[Dataset rows]
___
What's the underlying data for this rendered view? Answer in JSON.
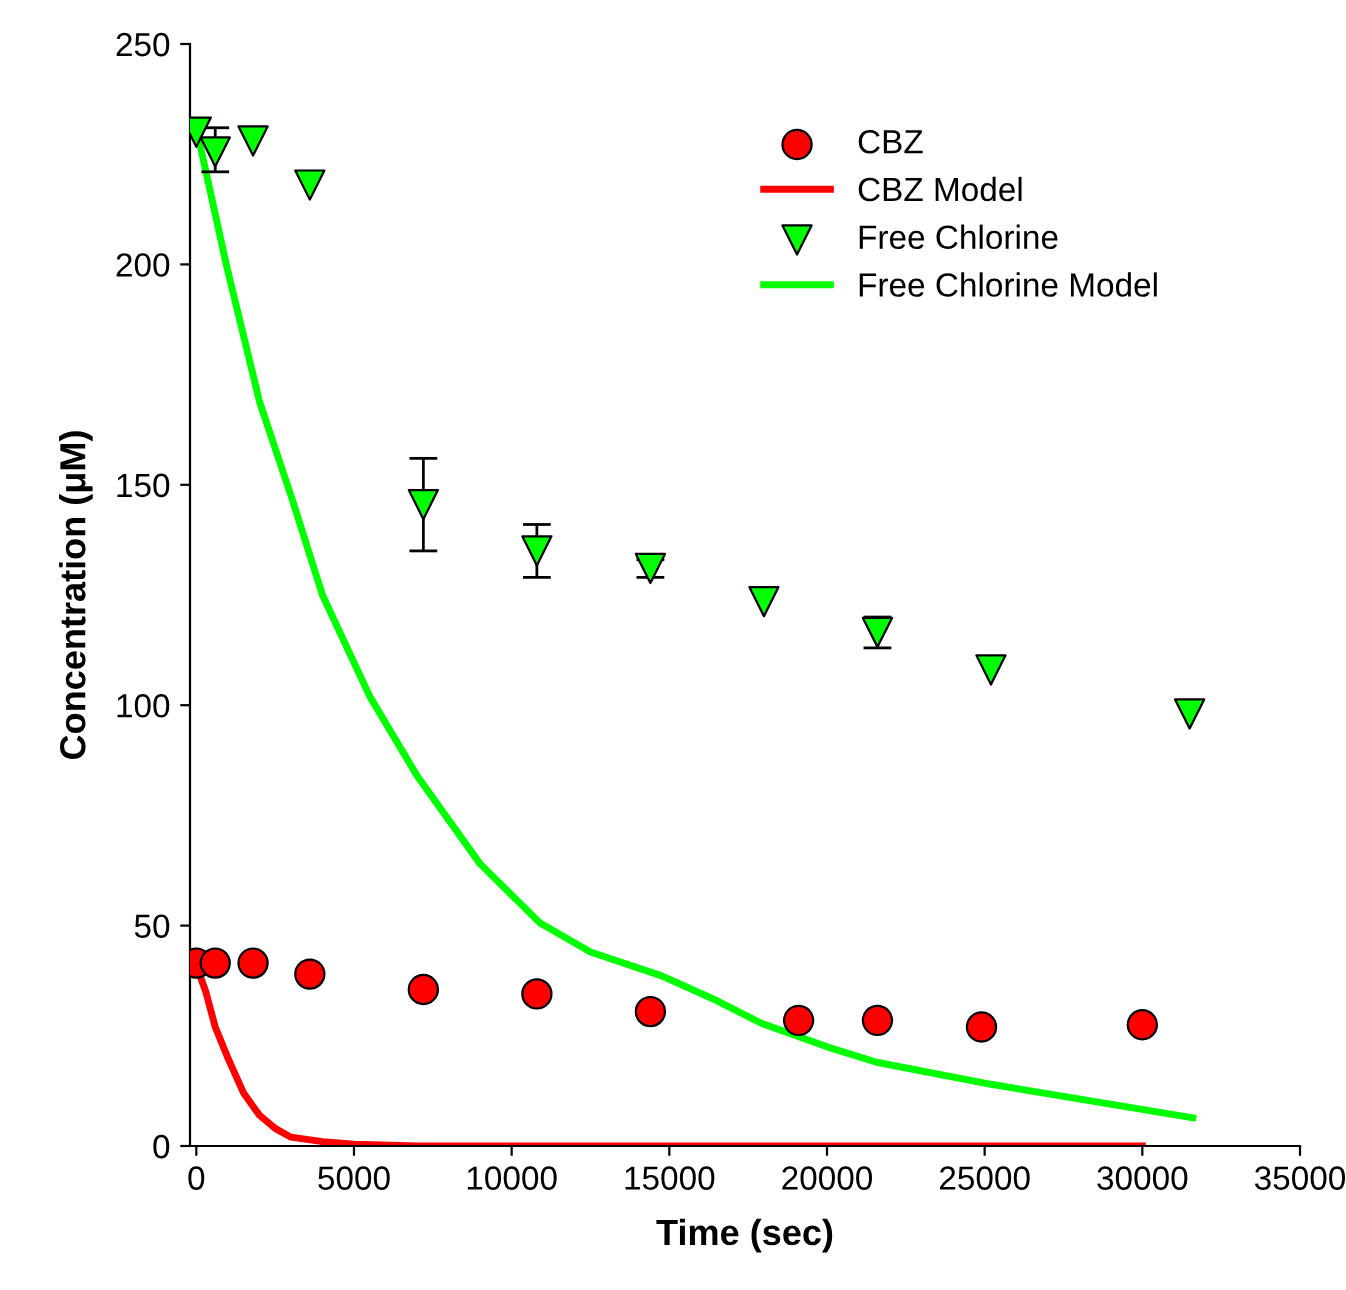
{
  "chart_data": {
    "type": "scatter",
    "xlabel": "Time (sec)",
    "ylabel": "Concentration (μM)",
    "xlim": [
      -200,
      35000
    ],
    "ylim": [
      0,
      250
    ],
    "xticks": [
      0,
      5000,
      10000,
      15000,
      20000,
      25000,
      30000,
      35000
    ],
    "yticks": [
      0,
      50,
      100,
      150,
      200,
      250
    ],
    "grid": false,
    "legend": "top right",
    "series": [
      {
        "name": "CBZ",
        "marker": "circle",
        "color": "#ff0000",
        "x": [
          0,
          600,
          1800,
          3600,
          7200,
          10800,
          14400,
          19100,
          21600,
          24900,
          30000
        ],
        "values": [
          41.5,
          41.5,
          41.5,
          39,
          35.5,
          34.5,
          30.5,
          28.5,
          28.5,
          27,
          27.5
        ]
      },
      {
        "name": "CBZ Model",
        "type": "line",
        "marker": "none",
        "color": "#ff0000",
        "x": [
          0,
          300,
          600,
          1000,
          1500,
          2000,
          2500,
          3000,
          4000,
          5000,
          7000,
          30000
        ],
        "values": [
          41,
          35,
          27,
          20,
          12,
          7,
          4,
          2,
          1,
          0.4,
          0,
          0
        ]
      },
      {
        "name": "Free Chlorine",
        "marker": "triangle",
        "color": "#00ff00",
        "x": [
          0,
          600,
          1800,
          3600,
          7200,
          10800,
          14400,
          18000,
          21600,
          25200,
          31500
        ],
        "values": [
          230,
          225.5,
          228,
          218,
          145.5,
          135,
          131,
          123.5,
          116.5,
          108,
          98
        ],
        "errors": [
          null,
          [
            221,
            231
          ],
          null,
          null,
          [
            135,
            156
          ],
          [
            129,
            141
          ],
          [
            129,
            133
          ],
          null,
          [
            113,
            120
          ],
          null,
          null
        ]
      },
      {
        "name": "Free Chlorine Model",
        "type": "line",
        "marker": "none",
        "color": "#00ff00",
        "x": [
          0,
          950,
          2000,
          3050,
          4000,
          5500,
          7000,
          9000,
          10900,
          12500,
          14760,
          16500,
          17900,
          20000,
          21570,
          25200,
          31600
        ],
        "values": [
          231,
          200,
          169,
          146.5,
          125,
          102,
          84,
          64,
          50.6,
          44,
          38.6,
          33,
          27.9,
          22.5,
          19,
          14,
          6.4
        ]
      }
    ]
  }
}
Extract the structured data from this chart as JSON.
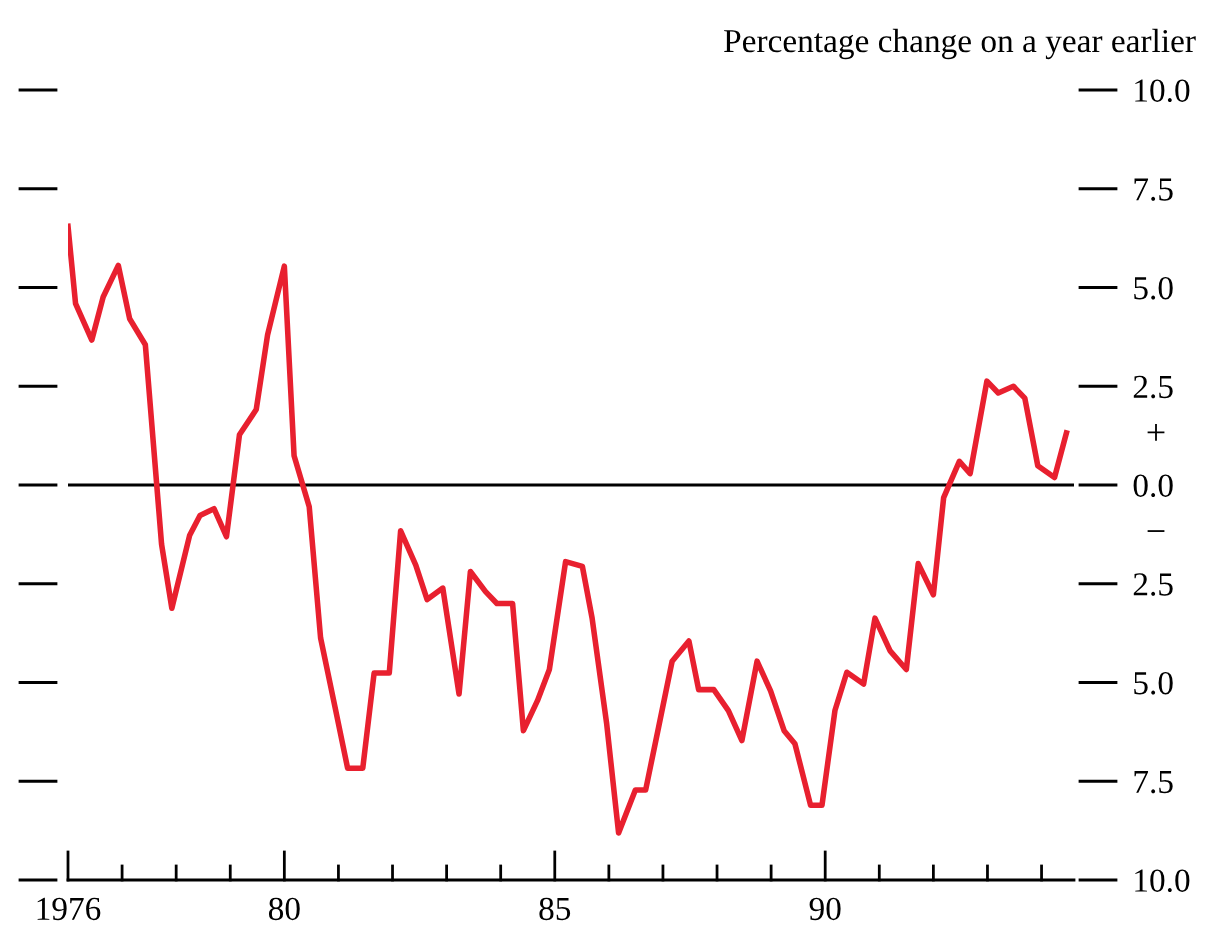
{
  "chart_data": {
    "type": "line",
    "ylabel": "Percentage change on a year earlier",
    "x": [
      1976.0,
      1976.14,
      1976.44,
      1976.65,
      1976.93,
      1977.14,
      1977.43,
      1977.73,
      1977.92,
      1978.25,
      1978.44,
      1978.7,
      1978.93,
      1979.17,
      1979.48,
      1979.69,
      1980.0,
      1980.18,
      1980.46,
      1980.67,
      1980.95,
      1981.17,
      1981.45,
      1981.66,
      1981.94,
      1982.15,
      1982.43,
      1982.64,
      1982.93,
      1983.23,
      1983.44,
      1983.72,
      1983.93,
      1984.22,
      1984.42,
      1984.68,
      1984.9,
      1985.2,
      1985.51,
      1985.69,
      1985.96,
      1986.18,
      1986.49,
      1986.68,
      1986.92,
      1987.17,
      1987.48,
      1987.66,
      1987.94,
      1988.21,
      1988.46,
      1988.74,
      1988.99,
      1989.24,
      1989.44,
      1989.73,
      1989.94,
      1990.18,
      1990.4,
      1990.71,
      1990.92,
      1991.2,
      1991.5,
      1991.72,
      1992.0,
      1992.19,
      1992.48,
      1992.68,
      1992.99,
      1993.2,
      1993.48,
      1993.69,
      1993.93,
      1994.24,
      1994.46
    ],
    "series": [
      {
        "color": "#e8202f",
        "values": [
          6.55,
          4.59,
          3.67,
          4.76,
          5.56,
          4.21,
          3.55,
          -1.5,
          -3.12,
          -1.27,
          -0.77,
          -0.6,
          -1.31,
          1.27,
          1.91,
          3.8,
          5.54,
          0.74,
          -0.55,
          -3.87,
          -5.71,
          -7.17,
          -7.17,
          -4.76,
          -4.76,
          -1.16,
          -2.03,
          -2.9,
          -2.61,
          -5.29,
          -2.19,
          -2.7,
          -3.0,
          -3.0,
          -6.22,
          -5.46,
          -4.67,
          -1.94,
          -2.06,
          -3.37,
          -6.05,
          -8.81,
          -7.72,
          -7.72,
          -6.13,
          -4.46,
          -3.95,
          -5.18,
          -5.18,
          -5.71,
          -6.47,
          -4.46,
          -5.21,
          -6.22,
          -6.55,
          -8.11,
          -8.11,
          -5.71,
          -4.74,
          -5.04,
          -3.37,
          -4.2,
          -4.67,
          -1.99,
          -2.78,
          -0.32,
          0.6,
          0.29,
          2.63,
          2.33,
          2.5,
          2.2,
          0.49,
          0.19,
          1.32
        ]
      }
    ],
    "xlim": [
      1976,
      1994.6
    ],
    "xticks": [
      {
        "value": 1976,
        "label": "1976"
      },
      {
        "value": 1977,
        "label": null
      },
      {
        "value": 1978,
        "label": null
      },
      {
        "value": 1979,
        "label": null
      },
      {
        "value": 1980,
        "label": "80"
      },
      {
        "value": 1981,
        "label": null
      },
      {
        "value": 1982,
        "label": null
      },
      {
        "value": 1983,
        "label": null
      },
      {
        "value": 1984,
        "label": null
      },
      {
        "value": 1985,
        "label": "85"
      },
      {
        "value": 1986,
        "label": null
      },
      {
        "value": 1987,
        "label": null
      },
      {
        "value": 1988,
        "label": null
      },
      {
        "value": 1989,
        "label": null
      },
      {
        "value": 1990,
        "label": "90"
      },
      {
        "value": 1991,
        "label": null
      },
      {
        "value": 1992,
        "label": null
      },
      {
        "value": 1993,
        "label": null
      },
      {
        "value": 1994,
        "label": null
      }
    ],
    "ylim": [
      -10,
      10
    ],
    "yticks": [
      {
        "value": 0,
        "label": "0.0"
      },
      {
        "value": 2.5,
        "label": "2.5"
      },
      {
        "value": 5,
        "label": "5.0"
      },
      {
        "value": 7.5,
        "label": "7.5"
      },
      {
        "value": 10,
        "label": "10.0"
      },
      {
        "value": -2.5,
        "label": "2.5"
      },
      {
        "value": -5,
        "label": "5.0"
      },
      {
        "value": -7.5,
        "label": "7.5"
      },
      {
        "value": -10,
        "label": "10.0"
      }
    ],
    "ref_lines": [
      {
        "axis": "y",
        "value": 0,
        "color": "#000000"
      }
    ],
    "annotations": [
      "+",
      "−"
    ],
    "grid": false,
    "legend": false
  }
}
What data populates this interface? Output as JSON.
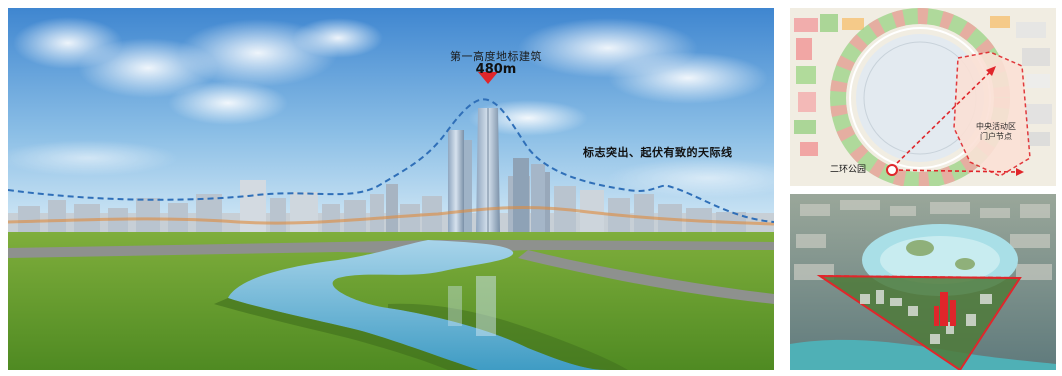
{
  "main": {
    "landmark_title": "第一高度地标建筑",
    "landmark_height": "480m",
    "skyline_caption": "标志突出、起伏有致的天际线"
  },
  "map_top": {
    "cbd_label": "中央活动区\n门户节点",
    "park_label": "二环公园"
  },
  "colors": {
    "skyline_line": "#2f6fb8",
    "arrow_red": "#e0262b",
    "grass": "#5f9a2a",
    "water": "#6fb6d6",
    "sky_top": "#3f86d0"
  }
}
___
### Challenge
Quote verbatim the final run of lines in the material above, from the line that contains "What data populates" through the very last line, excluding any pictures.

### Exercise solution
What data populates this interface? Output as JSON.
{
  "main": {
    "landmark_title": "第一高度地标建筑",
    "landmark_height": "480m",
    "skyline_caption": "标志突出、起伏有致的天际线"
  },
  "map_top": {
    "cbd_label": "中央活动区\n门户节点",
    "park_label": "二环公园"
  },
  "colors": {
    "skyline_line": "#2f6fb8",
    "arrow_red": "#e0262b",
    "grass": "#5f9a2a",
    "water": "#6fb6d6",
    "sky_top": "#3f86d0"
  }
}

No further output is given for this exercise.